■ Текст для чтения
----------------

Ощущение чуда: появились ботинки. По случаю. До этого было в башмачной области чувство полной безнадежности. Уже протопталась подошва. Уже касался чулок пола; уже отстал и щелкал временами каблук. Много раз зашитые трещины давали рядом параллельные линии трещин. Казалось, не было никакого исхода. Собиралась просто не выходить до весны, когда можно будет надеть брезентовые туфли. Вдруг, как в сказке, Сивка-бурка, вещая каурка приносит тончайшую, старинного сорта обувь. Прибавлю, впрочем, что в “безнадежности” моей всегда есть не только надежда, но и уверенность, что нужное в нужную минуту у меня будет. А то, чего не будет, – не нужное. Безнадежностью же в этой в узкоматериальной области я называю только отсутствие видимости исхода из затруднений. Невидимый же исход именно тогда и назревает, когда нет видимых дверей.

----------------

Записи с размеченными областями
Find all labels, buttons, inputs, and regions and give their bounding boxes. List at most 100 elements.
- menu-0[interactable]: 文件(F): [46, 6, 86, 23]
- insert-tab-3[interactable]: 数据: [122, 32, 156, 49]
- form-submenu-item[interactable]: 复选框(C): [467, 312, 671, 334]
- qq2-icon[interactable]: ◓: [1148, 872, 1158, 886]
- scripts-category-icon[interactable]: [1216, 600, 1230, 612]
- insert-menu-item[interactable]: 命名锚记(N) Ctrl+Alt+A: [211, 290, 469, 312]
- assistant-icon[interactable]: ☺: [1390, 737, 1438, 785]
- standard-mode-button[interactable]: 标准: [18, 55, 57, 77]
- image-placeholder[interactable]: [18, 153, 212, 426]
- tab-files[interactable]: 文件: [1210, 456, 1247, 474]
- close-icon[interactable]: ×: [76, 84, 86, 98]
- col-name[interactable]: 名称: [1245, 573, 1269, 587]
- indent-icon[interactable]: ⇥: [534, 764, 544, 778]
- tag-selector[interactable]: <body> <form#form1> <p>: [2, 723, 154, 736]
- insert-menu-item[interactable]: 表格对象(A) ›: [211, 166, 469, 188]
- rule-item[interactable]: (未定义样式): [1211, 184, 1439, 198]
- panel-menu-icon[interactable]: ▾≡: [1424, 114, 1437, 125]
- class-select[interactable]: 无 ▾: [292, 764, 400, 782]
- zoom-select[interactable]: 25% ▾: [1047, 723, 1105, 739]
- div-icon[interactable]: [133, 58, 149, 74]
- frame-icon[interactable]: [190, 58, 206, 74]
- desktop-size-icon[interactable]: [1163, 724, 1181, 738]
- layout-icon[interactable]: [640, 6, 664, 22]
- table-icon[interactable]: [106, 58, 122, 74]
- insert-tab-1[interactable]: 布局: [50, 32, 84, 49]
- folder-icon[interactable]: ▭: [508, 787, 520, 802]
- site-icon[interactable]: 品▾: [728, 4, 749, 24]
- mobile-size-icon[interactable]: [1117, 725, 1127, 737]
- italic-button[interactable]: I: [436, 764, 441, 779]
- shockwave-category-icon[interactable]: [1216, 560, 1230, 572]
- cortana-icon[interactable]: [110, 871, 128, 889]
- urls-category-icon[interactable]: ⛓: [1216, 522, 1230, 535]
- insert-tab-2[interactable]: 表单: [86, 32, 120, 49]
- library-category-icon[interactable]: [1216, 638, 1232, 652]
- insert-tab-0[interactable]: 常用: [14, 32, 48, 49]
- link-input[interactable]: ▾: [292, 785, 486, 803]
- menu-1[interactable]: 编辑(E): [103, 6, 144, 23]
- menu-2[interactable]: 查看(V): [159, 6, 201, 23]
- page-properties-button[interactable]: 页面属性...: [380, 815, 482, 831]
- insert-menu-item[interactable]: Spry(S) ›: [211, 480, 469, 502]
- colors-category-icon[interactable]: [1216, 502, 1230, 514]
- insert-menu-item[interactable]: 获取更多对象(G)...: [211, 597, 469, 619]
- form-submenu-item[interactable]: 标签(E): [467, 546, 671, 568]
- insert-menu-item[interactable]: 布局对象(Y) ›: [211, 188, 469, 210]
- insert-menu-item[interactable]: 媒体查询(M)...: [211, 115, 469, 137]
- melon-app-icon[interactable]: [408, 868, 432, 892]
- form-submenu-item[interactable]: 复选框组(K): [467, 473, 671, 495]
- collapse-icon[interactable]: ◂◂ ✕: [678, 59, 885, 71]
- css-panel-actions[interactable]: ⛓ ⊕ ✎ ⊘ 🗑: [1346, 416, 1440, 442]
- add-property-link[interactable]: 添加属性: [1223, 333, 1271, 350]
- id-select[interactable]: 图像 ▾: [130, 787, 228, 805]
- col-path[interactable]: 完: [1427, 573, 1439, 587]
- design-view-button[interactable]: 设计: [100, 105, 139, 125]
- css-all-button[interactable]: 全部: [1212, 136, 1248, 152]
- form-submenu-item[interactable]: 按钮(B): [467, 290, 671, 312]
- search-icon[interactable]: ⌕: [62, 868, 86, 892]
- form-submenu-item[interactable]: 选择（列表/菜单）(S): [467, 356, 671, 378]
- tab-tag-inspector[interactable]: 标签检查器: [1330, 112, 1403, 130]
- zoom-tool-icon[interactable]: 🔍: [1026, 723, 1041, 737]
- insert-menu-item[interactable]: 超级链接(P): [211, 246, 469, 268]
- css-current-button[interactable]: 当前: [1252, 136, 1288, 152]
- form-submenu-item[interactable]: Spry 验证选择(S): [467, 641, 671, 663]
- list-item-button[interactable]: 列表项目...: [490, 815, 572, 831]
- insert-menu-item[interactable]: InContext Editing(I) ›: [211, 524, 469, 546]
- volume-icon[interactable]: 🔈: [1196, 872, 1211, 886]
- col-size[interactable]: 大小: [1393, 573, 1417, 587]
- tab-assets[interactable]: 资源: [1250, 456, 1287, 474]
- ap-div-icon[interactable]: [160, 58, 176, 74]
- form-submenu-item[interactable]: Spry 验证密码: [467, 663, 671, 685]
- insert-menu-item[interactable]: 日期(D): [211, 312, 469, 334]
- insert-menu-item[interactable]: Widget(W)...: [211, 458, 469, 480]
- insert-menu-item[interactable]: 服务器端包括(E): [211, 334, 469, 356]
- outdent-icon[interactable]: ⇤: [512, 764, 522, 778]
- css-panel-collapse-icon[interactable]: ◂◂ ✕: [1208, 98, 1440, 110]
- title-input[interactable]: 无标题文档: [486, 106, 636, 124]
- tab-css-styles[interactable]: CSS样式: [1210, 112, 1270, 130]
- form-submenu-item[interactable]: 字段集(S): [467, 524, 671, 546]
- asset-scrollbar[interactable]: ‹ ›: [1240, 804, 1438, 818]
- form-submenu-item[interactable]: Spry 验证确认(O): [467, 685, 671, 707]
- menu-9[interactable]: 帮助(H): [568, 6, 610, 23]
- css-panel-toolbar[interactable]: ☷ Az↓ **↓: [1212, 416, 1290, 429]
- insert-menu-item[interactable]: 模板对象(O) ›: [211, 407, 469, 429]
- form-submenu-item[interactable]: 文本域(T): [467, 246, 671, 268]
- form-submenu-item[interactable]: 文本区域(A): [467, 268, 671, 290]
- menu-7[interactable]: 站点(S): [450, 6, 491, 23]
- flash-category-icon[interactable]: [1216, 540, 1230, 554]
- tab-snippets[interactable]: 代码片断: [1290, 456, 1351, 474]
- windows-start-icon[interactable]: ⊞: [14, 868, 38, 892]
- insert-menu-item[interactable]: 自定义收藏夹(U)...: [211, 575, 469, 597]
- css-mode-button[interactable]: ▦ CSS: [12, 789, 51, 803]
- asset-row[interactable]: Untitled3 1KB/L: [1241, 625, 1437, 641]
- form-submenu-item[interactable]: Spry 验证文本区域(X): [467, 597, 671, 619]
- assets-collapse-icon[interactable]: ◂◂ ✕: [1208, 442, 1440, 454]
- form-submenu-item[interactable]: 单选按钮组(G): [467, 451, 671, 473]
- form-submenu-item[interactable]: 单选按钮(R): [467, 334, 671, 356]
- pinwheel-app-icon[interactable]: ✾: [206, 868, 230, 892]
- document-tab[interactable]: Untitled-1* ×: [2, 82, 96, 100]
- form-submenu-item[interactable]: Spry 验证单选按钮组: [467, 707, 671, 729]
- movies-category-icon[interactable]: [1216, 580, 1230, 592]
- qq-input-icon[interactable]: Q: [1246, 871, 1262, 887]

----------------

■ Задания
(a) Ответьте на вопросы по фрагменту о ботинках, помечая ответы так же, как вопросы.
(i) Какую обувь, согласно фрагменту, можно будет надеть весной?
(ii) Что во фрагменте сказано о каблуке старой обуви?
(iii) Что во фрагменте называется безнадежностью в узкоматериальной области?
(b) Перепишите из фрагмента о ботинках без изменений отрывок от «Ощущение чуда: появились» до «нет видимых дверей.».
Строки представляют собой самостоятельный материал, отдельный от текста.

■ Правильные ответы
(a)
(i) Брезентовые туфли.
(ii) Он отстал и временами щелкал.
(iii) Только отсутствие видимости исхода из затруднений.

(b)
Ощущение чуда: появились ботинки. По случаю. До этого было в башмачной области чувство полной безнадежности. Уже протопталась подошва. Уже касался чулок пола; уже отстал и щелкал временами каблук. Много раз зашитые трещины давали рядом параллельные линии трещин. Казалось, не было никакого исхода. Собиралась просто не выходить до весны, когда можно будет надеть брезентовые туфли. Вдруг, как в сказке, Сивка-бурка, вещая каурка приносит тончайшую, старинного сорта обувь. Прибавлю, впрочем, что в “безнадежности” моей всегда есть не только надежда, но и уверенность, что нужное в нужную минуту у меня будет. А то, чего не будет, – не нужное. Безнадежностью же в этой в узкоматериальной области я называю только отсутствие видимости исхода из затруднений. Невидимый же исход именно тогда и назревает, когда нет видимых дверей.